WORK ORDER
Each line below needs to be printed again exactly.

[DATA TO EXAMINE Boundary: Start]

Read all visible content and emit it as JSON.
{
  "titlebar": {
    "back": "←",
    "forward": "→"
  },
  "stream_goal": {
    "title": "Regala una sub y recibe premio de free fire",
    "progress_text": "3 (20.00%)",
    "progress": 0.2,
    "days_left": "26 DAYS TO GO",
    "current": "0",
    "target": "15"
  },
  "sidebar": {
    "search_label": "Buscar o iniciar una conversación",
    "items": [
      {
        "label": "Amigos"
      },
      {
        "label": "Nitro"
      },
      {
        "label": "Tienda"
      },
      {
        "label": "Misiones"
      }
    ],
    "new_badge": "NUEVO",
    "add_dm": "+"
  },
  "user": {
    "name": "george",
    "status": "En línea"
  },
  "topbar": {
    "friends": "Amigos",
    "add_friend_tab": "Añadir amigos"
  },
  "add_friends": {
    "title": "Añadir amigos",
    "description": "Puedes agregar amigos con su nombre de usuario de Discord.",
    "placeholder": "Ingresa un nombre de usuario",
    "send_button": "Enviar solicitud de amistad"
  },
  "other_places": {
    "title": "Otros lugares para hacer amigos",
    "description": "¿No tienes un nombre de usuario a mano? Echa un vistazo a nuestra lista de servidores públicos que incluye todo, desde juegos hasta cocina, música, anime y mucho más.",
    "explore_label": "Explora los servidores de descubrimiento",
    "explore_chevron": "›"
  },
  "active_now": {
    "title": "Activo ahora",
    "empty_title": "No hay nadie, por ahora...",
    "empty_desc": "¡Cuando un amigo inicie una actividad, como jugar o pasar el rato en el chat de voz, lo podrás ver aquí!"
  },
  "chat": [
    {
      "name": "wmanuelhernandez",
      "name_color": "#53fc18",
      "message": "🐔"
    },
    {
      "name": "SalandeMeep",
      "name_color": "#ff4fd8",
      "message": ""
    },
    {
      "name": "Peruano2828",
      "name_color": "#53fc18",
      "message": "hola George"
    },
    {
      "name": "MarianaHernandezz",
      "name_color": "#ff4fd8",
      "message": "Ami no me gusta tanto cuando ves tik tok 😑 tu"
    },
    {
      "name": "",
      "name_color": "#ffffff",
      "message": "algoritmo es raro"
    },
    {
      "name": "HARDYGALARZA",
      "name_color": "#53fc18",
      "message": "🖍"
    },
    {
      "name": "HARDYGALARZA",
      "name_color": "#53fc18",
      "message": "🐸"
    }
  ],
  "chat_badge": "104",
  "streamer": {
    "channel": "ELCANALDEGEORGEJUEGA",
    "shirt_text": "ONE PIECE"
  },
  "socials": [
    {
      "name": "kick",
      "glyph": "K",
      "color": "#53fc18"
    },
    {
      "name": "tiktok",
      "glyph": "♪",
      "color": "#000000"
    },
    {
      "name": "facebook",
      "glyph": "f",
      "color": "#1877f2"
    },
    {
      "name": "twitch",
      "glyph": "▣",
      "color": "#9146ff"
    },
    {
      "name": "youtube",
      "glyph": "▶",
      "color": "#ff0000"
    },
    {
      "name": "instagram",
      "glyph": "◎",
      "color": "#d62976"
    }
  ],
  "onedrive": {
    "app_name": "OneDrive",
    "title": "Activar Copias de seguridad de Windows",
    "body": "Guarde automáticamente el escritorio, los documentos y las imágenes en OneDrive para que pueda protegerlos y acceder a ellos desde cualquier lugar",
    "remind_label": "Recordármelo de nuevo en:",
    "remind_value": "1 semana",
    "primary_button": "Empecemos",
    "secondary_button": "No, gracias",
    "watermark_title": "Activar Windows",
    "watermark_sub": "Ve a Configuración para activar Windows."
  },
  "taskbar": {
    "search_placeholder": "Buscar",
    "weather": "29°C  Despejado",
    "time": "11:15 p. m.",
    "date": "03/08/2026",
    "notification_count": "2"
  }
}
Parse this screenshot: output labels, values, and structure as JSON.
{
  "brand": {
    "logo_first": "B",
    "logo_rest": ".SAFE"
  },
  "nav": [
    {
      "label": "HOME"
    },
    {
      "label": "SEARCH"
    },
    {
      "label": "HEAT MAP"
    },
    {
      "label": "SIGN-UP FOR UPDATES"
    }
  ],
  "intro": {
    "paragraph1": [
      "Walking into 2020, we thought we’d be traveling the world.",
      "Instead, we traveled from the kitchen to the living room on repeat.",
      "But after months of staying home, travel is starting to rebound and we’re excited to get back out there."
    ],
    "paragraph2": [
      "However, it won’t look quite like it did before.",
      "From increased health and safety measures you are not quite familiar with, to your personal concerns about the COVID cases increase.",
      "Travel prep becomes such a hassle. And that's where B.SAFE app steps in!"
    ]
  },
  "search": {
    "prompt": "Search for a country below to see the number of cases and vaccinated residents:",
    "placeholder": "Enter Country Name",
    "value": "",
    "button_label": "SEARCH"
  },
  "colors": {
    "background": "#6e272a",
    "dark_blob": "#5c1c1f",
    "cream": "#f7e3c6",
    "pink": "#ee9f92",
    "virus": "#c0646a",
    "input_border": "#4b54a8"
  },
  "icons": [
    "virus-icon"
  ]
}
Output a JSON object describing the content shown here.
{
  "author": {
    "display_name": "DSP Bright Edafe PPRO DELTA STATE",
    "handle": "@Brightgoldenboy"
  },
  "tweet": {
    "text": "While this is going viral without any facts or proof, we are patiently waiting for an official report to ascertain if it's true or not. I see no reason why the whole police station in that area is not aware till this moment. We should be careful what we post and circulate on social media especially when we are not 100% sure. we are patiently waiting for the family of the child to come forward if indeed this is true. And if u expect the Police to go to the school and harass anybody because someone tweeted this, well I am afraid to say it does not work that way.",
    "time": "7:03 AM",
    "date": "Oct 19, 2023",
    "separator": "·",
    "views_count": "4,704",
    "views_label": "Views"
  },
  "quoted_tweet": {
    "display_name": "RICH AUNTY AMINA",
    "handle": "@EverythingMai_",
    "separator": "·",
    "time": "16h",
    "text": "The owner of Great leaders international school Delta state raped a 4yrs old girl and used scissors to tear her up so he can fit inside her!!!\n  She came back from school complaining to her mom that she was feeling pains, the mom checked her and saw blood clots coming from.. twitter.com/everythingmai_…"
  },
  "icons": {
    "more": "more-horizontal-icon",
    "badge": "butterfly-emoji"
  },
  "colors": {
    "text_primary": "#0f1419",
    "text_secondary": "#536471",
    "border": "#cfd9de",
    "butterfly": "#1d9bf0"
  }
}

[DATA TO EXAMINE Boundary: End]

SOLUTION TO THE EXERCISE
Read all visible content and emit it as JSON.
{
  "titlebar": {
    "back": "←",
    "forward": "→"
  },
  "stream_goal": {
    "title": "Regala una sub y recibe premio de free fire",
    "progress_text": "3 (20.00%)",
    "progress": 0.2,
    "days_left": "26 DAYS TO GO",
    "current": "0",
    "target": "15"
  },
  "sidebar": {
    "search_label": "Buscar o iniciar una conversación",
    "items": [
      {
        "label": "Amigos"
      },
      {
        "label": "Nitro"
      },
      {
        "label": "Tienda"
      },
      {
        "label": "Misiones"
      }
    ],
    "new_badge": "NUEVO",
    "add_dm": "+"
  },
  "user": {
    "name": "george",
    "status": "En línea"
  },
  "topbar": {
    "friends": "Amigos",
    "add_friend_tab": "Añadir amigos"
  },
  "add_friends": {
    "title": "Añadir amigos",
    "description": "Puedes agregar amigos con su nombre de usuario de Discord.",
    "placeholder": "Ingresa un nombre de usuario",
    "send_button": "Enviar solicitud de amistad"
  },
  "other_places": {
    "title": "Otros lugares para hacer amigos",
    "description": "¿No tienes un nombre de usuario a mano? Echa un vistazo a nuestra lista de servidores públicos que incluye todo, desde juegos hasta cocina, música, anime y mucho más.",
    "explore_label": "Explora los servidores de descubrimiento",
    "explore_chevron": "›"
  },
  "active_now": {
    "title": "Activo ahora",
    "empty_title": "No hay nadie, por ahora...",
    "empty_desc": "¡Cuando un amigo inicie una actividad, como jugar o pasar el rato en el chat de voz, lo podrás ver aquí!"
  },
  "chat": [
    {
      "name": "wmanuelhernandez",
      "name_color": "#53fc18",
      "message": "🐔"
    },
    {
      "name": "SalandeMeep",
      "name_color": "#ff4fd8",
      "message": ""
    },
    {
      "name": "Peruano2828",
      "name_color": "#53fc18",
      "message": "hola George"
    },
    {
      "name": "MarianaHernandezz",
      "name_color": "#ff4fd8",
      "message": "Ami no me gusta tanto cuando ves tik tok 😑 tu"
    },
    {
      "name": "",
      "name_color": "#ffffff",
      "message": "algoritmo es raro"
    },
    {
      "name": "HARDYGALARZA",
      "name_color": "#53fc18",
      "message": "🖍"
    },
    {
      "name": "HARDYGALARZA",
      "name_color": "#53fc18",
      "message": "🐸"
    }
  ],
  "chat_badge": "104",
  "streamer": {
    "channel": "ELCANALDEGEORGEJUEGA",
    "shirt_text": "ONE PIECE"
  },
  "socials": [
    {
      "name": "kick",
      "glyph": "K",
      "color": "#53fc18"
    },
    {
      "name": "tiktok",
      "glyph": "♪",
      "color": "#000000"
    },
    {
      "name": "facebook",
      "glyph": "f",
      "color": "#1877f2"
    },
    {
      "name": "twitch",
      "glyph": "▣",
      "color": "#9146ff"
    },
    {
      "name": "youtube",
      "glyph": "▶",
      "color": "#ff0000"
    },
    {
      "name": "instagram",
      "glyph": "◎",
      "color": "#d62976"
    }
  ],
  "onedrive": {
    "app_name": "OneDrive",
    "title": "Activar Copias de seguridad de Windows",
    "body": "Guarde automáticamente el escritorio, los documentos y las imágenes en OneDrive para que pueda protegerlos y acceder a ellos desde cualquier lugar",
    "remind_label": "Recordármelo de nuevo en:",
    "remind_value": "1 semana",
    "primary_button": "Empecemos",
    "secondary_button": "No, gracias",
    "watermark_title": "Activar Windows",
    "watermark_sub": "Ve a Configuración para activar Windows."
  },
  "taskbar": {
    "search_placeholder": "Buscar",
    "weather": "29°C  Despejado",
    "time": "11:15 p. m.",
    "date": "03/08/2026",
    "notification_count": "2"
  }
}
Parse this screenshot: output labels, values, and structure as JSON.
{
  "brand": {
    "logo_first": "B",
    "logo_rest": ".SAFE"
  },
  "nav": [
    {
      "label": "HOME"
    },
    {
      "label": "SEARCH"
    },
    {
      "label": "HEAT MAP"
    },
    {
      "label": "SIGN-UP FOR UPDATES"
    }
  ],
  "intro": {
    "paragraph1": [
      "Walking into 2020, we thought we’d be traveling the world.",
      "Instead, we traveled from the kitchen to the living room on repeat.",
      "But after months of staying home, travel is starting to rebound and we’re excited to get back out there."
    ],
    "paragraph2": [
      "However, it won’t look quite like it did before.",
      "From increased health and safety measures you are not quite familiar with, to your personal concerns about the COVID cases increase.",
      "Travel prep becomes such a hassle. And that's where B.SAFE app steps in!"
    ]
  },
  "search": {
    "prompt": "Search for a country below to see the number of cases and vaccinated residents:",
    "placeholder": "Enter Country Name",
    "value": "",
    "button_label": "SEARCH"
  },
  "colors": {
    "background": "#6e272a",
    "dark_blob": "#5c1c1f",
    "cream": "#f7e3c6",
    "pink": "#ee9f92",
    "virus": "#c0646a",
    "input_border": "#4b54a8"
  },
  "icons": [
    "virus-icon"
  ]
}
Output a JSON object describing the content shown here.
{
  "author": {
    "display_name": "DSP Bright Edafe PPRO DELTA STATE",
    "handle": "@Brightgoldenboy"
  },
  "tweet": {
    "text": "While this is going viral without any facts or proof, we are patiently waiting for an official report to ascertain if it's true or not. I see no reason why the whole police station in that area is not aware till this moment. We should be careful what we post and circulate on social media especially when we are not 100% sure. we are patiently waiting for the family of the child to come forward if indeed this is true. And if u expect the Police to go to the school and harass anybody because someone tweeted this, well I am afraid to say it does not work that way.",
    "time": "7:03 AM",
    "date": "Oct 19, 2023",
    "separator": "·",
    "views_count": "4,704",
    "views_label": "Views"
  },
  "quoted_tweet": {
    "display_name": "RICH AUNTY AMINA",
    "handle": "@EverythingMai_",
    "separator": "·",
    "time": "16h",
    "text": "The owner of Great leaders international school Delta state raped a 4yrs old girl and used scissors to tear her up so he can fit inside her!!!\n  She came back from school complaining to her mom that she was feeling pains, the mom checked her and saw blood clots coming from.. twitter.com/everythingmai_…"
  },
  "icons": {
    "more": "more-horizontal-icon",
    "badge": "butterfly-emoji"
  },
  "colors": {
    "text_primary": "#0f1419",
    "text_secondary": "#536471",
    "border": "#cfd9de",
    "butterfly": "#1d9bf0"
  }
}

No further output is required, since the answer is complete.